▶ _Material for this task_
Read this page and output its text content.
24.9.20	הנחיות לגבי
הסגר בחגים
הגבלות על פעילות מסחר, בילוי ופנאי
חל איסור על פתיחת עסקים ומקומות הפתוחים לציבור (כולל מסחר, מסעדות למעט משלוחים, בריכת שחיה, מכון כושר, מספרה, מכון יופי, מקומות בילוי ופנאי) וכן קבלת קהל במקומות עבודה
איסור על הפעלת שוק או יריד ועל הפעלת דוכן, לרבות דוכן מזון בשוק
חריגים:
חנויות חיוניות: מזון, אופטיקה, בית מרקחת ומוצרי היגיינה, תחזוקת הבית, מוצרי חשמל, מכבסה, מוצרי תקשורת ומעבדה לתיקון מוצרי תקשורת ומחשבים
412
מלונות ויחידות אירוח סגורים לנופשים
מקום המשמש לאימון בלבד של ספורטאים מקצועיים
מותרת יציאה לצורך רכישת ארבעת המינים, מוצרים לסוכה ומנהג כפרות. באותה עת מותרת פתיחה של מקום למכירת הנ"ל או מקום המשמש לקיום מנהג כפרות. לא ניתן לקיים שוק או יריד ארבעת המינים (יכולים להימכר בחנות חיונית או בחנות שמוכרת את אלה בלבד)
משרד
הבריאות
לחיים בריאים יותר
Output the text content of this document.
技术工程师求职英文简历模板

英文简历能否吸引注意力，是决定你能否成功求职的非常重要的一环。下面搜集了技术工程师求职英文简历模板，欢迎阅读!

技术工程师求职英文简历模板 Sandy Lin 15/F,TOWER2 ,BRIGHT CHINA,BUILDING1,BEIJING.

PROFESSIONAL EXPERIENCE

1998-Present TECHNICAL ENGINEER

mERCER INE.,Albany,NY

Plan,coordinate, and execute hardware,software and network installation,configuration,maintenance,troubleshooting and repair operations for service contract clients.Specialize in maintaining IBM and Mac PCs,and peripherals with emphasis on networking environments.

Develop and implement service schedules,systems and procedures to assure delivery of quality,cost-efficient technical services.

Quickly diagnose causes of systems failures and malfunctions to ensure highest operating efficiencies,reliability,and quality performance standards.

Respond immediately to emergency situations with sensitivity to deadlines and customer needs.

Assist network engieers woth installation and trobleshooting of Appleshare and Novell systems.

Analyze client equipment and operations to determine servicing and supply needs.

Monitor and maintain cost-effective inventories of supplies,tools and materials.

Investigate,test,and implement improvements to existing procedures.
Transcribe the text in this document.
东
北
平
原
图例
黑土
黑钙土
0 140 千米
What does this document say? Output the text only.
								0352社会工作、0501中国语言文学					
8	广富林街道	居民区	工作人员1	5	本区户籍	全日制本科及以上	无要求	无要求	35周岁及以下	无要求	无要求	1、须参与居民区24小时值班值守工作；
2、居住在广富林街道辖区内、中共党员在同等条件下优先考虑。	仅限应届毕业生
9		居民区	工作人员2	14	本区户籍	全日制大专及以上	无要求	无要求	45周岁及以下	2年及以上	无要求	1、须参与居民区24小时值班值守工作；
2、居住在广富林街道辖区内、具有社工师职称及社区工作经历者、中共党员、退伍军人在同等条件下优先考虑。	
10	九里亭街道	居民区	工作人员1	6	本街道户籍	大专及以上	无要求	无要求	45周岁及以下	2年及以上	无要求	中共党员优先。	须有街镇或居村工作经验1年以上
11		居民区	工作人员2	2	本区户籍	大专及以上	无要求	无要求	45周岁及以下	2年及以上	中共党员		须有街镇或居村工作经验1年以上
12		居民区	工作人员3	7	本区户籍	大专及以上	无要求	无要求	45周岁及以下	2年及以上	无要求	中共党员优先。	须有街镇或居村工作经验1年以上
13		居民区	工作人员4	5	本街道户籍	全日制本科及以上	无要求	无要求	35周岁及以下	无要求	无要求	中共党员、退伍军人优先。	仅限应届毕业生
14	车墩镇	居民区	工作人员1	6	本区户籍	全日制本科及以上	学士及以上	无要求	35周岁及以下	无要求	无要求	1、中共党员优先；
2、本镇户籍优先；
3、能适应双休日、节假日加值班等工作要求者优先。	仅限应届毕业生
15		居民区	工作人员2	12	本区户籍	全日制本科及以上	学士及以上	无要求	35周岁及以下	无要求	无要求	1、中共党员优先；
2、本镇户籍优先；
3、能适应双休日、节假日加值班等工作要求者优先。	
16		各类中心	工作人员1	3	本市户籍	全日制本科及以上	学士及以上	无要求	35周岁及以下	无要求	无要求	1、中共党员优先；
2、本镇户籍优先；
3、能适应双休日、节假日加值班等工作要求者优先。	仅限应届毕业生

▶ _Exercise brief_
Print the material once more, exactly.

▶ _Task solution_
Read this page and output its text content.
24.9.20	הנחיות לגבי
הסגר בחגים
הגבלות על פעילות מסחר, בילוי ופנאי
חל איסור על פתיחת עסקים ומקומות הפתוחים לציבור (כולל מסחר, מסעדות למעט משלוחים, בריכת שחיה, מכון כושר, מספרה, מכון יופי, מקומות בילוי ופנאי) וכן קבלת קהל במקומות עבודה
איסור על הפעלת שוק או יריד ועל הפעלת דוכן, לרבות דוכן מזון בשוק
חריגים:
חנויות חיוניות: מזון, אופטיקה, בית מרקחת ומוצרי היגיינה, תחזוקת הבית, מוצרי חשמל, מכבסה, מוצרי תקשורת ומעבדה לתיקון מוצרי תקשורת ומחשבים
412
מלונות ויחידות אירוח סגורים לנופשים
מקום המשמש לאימון בלבד של ספורטאים מקצועיים
מותרת יציאה לצורך רכישת ארבעת המינים, מוצרים לסוכה ומנהג כפרות. באותה עת מותרת פתיחה של מקום למכירת הנ"ל או מקום המשמש לקיום מנהג כפרות. לא ניתן לקיים שוק או יריד ארבעת המינים (יכולים להימכר בחנות חיונית או בחנות שמוכרת את אלה בלבד)
משרד
הבריאות
לחיים בריאים יותר
Output the text content of this document.
技术工程师求职英文简历模板

英文简历能否吸引注意力，是决定你能否成功求职的非常重要的一环。下面搜集了技术工程师求职英文简历模板，欢迎阅读!

技术工程师求职英文简历模板 Sandy Lin 15/F,TOWER2 ,BRIGHT CHINA,BUILDING1,BEIJING.

PROFESSIONAL EXPERIENCE

1998-Present TECHNICAL ENGINEER

mERCER INE.,Albany,NY

Plan,coordinate, and execute hardware,software and network installation,configuration,maintenance,troubleshooting and repair operations for service contract clients.Specialize in maintaining IBM and Mac PCs,and peripherals with emphasis on networking environments.

Develop and implement service schedules,systems and procedures to assure delivery of quality,cost-efficient technical services.

Quickly diagnose causes of systems failures and malfunctions to ensure highest operating efficiencies,reliability,and quality performance standards.

Respond immediately to emergency situations with sensitivity to deadlines and customer needs.

Assist network engieers woth installation and trobleshooting of Appleshare and Novell systems.

Analyze client equipment and operations to determine servicing and supply needs.

Monitor and maintain cost-effective inventories of supplies,tools and materials.

Investigate,test,and implement improvements to existing procedures.
Transcribe the text in this document.
东
北
平
原
图例
黑土
黑钙土
0 140 千米
What does this document say? Output the text only.
								0352社会工作、0501中国语言文学					
8	广富林街道	居民区	工作人员1	5	本区户籍	全日制本科及以上	无要求	无要求	35周岁及以下	无要求	无要求	1、须参与居民区24小时值班值守工作；
2、居住在广富林街道辖区内、中共党员在同等条件下优先考虑。	仅限应届毕业生
9		居民区	工作人员2	14	本区户籍	全日制大专及以上	无要求	无要求	45周岁及以下	2年及以上	无要求	1、须参与居民区24小时值班值守工作；
2、居住在广富林街道辖区内、具有社工师职称及社区工作经历者、中共党员、退伍军人在同等条件下优先考虑。	
10	九里亭街道	居民区	工作人员1	6	本街道户籍	大专及以上	无要求	无要求	45周岁及以下	2年及以上	无要求	中共党员优先。	须有街镇或居村工作经验1年以上
11		居民区	工作人员2	2	本区户籍	大专及以上	无要求	无要求	45周岁及以下	2年及以上	中共党员		须有街镇或居村工作经验1年以上
12		居民区	工作人员3	7	本区户籍	大专及以上	无要求	无要求	45周岁及以下	2年及以上	无要求	中共党员优先。	须有街镇或居村工作经验1年以上
13		居民区	工作人员4	5	本街道户籍	全日制本科及以上	无要求	无要求	35周岁及以下	无要求	无要求	中共党员、退伍军人优先。	仅限应届毕业生
14	车墩镇	居民区	工作人员1	6	本区户籍	全日制本科及以上	学士及以上	无要求	35周岁及以下	无要求	无要求	1、中共党员优先；
2、本镇户籍优先；
3、能适应双休日、节假日加值班等工作要求者优先。	仅限应届毕业生
15		居民区	工作人员2	12	本区户籍	全日制本科及以上	学士及以上	无要求	35周岁及以下	无要求	无要求	1、中共党员优先；
2、本镇户籍优先；
3、能适应双休日、节假日加值班等工作要求者优先。	
16		各类中心	工作人员1	3	本市户籍	全日制本科及以上	学士及以上	无要求	35周岁及以下	无要求	无要求	1、中共党员优先；
2、本镇户籍优先；
3、能适应双休日、节假日加值班等工作要求者优先。	仅限应届毕业生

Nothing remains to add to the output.